**Exercise objective**
In the records that follow, show each line where the word "Efetuado" is present.
:: Data
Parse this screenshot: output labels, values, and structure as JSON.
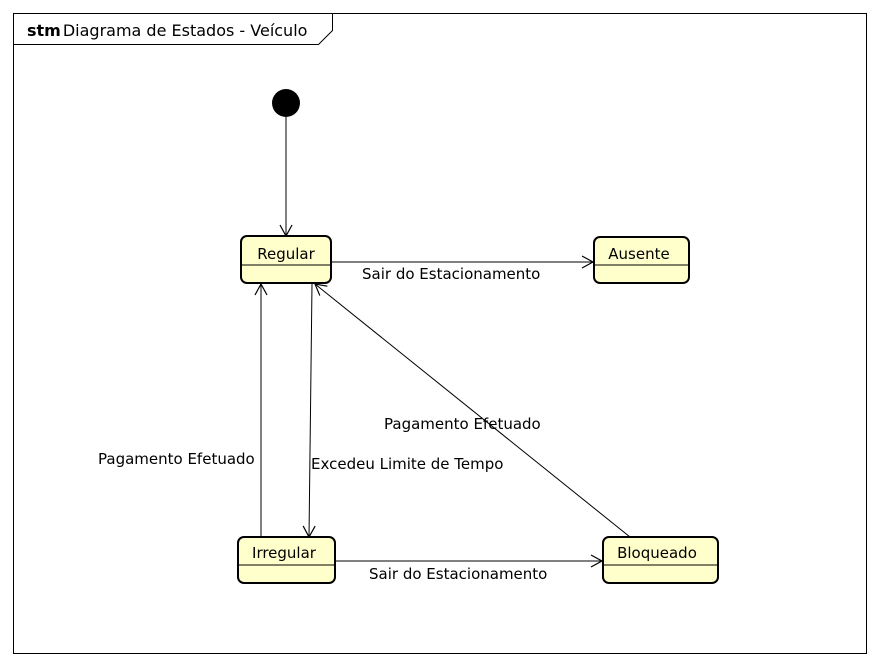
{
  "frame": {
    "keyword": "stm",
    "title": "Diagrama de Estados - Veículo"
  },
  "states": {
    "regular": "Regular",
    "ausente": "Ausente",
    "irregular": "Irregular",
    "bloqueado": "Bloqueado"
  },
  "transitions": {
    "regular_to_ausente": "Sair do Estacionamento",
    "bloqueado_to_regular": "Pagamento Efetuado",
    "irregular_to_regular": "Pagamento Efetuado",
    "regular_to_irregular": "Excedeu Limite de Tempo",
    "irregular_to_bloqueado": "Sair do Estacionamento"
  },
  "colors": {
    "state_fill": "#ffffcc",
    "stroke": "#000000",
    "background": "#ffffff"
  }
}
::::
:: Data
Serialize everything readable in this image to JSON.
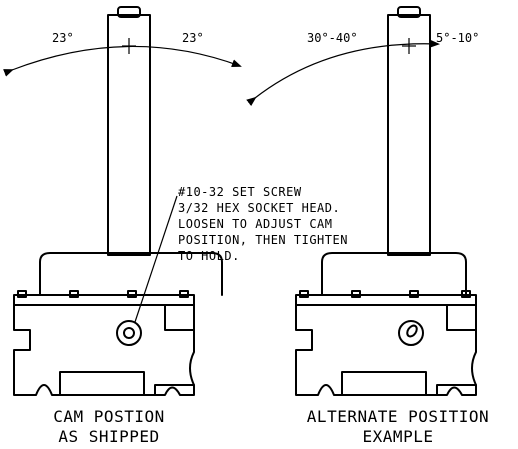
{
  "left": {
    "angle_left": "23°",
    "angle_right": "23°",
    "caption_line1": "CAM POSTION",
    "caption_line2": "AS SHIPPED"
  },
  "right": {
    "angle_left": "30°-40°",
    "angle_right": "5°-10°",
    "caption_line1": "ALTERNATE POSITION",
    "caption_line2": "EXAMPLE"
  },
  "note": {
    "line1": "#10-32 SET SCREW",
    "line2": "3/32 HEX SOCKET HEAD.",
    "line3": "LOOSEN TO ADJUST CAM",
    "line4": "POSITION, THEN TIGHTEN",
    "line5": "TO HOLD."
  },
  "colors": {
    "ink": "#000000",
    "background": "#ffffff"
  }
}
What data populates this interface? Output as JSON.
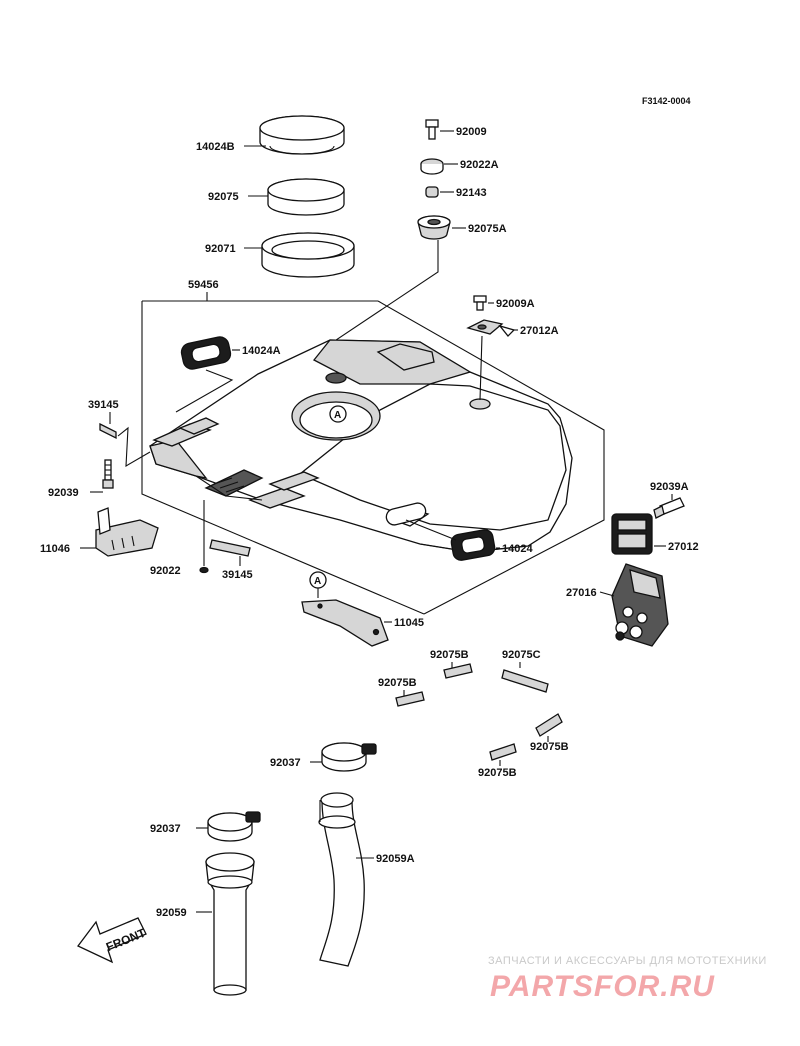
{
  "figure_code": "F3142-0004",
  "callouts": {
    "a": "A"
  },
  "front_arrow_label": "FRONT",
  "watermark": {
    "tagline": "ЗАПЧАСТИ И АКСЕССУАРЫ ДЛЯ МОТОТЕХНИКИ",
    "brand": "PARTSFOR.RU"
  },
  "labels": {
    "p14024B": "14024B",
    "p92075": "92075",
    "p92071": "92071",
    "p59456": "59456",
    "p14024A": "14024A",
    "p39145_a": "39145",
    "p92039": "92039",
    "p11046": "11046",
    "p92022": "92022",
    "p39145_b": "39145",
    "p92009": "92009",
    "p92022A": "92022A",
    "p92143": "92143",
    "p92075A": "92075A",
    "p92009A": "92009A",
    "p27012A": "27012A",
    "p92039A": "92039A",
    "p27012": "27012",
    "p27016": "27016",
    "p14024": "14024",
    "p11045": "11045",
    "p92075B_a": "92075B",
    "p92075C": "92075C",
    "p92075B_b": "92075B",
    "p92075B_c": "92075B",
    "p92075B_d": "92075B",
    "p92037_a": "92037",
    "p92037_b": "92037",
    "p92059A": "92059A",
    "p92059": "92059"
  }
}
::::
:: Data
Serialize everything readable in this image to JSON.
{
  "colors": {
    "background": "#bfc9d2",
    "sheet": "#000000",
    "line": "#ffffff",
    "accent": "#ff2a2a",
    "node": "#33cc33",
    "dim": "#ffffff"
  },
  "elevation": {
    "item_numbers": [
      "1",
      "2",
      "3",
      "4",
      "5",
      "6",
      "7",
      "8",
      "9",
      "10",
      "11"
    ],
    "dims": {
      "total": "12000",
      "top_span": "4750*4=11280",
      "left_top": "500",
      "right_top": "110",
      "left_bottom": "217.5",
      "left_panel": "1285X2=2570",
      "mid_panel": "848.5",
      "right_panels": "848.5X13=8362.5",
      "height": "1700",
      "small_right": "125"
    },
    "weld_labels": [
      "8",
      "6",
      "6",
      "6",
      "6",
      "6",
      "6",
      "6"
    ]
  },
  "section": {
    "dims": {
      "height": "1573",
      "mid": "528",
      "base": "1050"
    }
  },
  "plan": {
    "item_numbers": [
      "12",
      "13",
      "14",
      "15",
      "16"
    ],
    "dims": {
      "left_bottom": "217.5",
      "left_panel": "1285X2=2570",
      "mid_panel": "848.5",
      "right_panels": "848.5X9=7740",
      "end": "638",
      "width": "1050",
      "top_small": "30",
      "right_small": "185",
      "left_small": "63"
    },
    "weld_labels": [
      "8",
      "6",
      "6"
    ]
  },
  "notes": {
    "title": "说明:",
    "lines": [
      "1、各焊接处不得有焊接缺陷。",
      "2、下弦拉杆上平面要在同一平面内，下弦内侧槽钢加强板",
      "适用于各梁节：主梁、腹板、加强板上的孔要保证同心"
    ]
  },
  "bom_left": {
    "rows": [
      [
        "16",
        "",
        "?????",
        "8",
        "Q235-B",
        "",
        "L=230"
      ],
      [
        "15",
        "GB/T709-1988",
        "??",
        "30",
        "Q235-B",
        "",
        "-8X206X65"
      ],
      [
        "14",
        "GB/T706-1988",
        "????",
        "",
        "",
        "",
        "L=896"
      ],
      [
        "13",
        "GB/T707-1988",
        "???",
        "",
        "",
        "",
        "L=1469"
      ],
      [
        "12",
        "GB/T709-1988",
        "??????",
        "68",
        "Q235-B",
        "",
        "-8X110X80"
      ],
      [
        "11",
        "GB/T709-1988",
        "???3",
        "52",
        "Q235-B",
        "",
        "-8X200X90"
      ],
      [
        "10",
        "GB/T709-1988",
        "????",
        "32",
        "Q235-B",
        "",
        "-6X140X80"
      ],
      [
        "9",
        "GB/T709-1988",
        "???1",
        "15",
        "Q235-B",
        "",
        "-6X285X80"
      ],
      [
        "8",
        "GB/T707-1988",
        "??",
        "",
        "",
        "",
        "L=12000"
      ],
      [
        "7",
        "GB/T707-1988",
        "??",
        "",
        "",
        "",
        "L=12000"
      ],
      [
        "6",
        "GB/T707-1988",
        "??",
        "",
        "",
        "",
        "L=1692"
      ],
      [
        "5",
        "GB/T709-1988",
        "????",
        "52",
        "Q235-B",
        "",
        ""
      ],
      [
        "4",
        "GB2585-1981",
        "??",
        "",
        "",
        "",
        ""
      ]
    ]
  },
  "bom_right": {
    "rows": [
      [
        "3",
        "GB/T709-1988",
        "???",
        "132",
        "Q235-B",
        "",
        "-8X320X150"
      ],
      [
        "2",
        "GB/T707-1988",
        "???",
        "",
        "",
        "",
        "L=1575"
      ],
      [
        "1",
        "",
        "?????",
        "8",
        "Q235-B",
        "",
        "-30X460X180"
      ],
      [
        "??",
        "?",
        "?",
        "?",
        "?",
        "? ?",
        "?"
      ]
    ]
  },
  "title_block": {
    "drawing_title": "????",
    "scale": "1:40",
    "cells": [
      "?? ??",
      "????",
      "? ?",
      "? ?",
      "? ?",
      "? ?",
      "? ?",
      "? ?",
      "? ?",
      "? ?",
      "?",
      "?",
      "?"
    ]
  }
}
::::
**Answer to this exercise**
    "bloqueado_to_regular": "Pagamento Efetuado",
    "irregular_to_regular": "Pagamento Efetuado",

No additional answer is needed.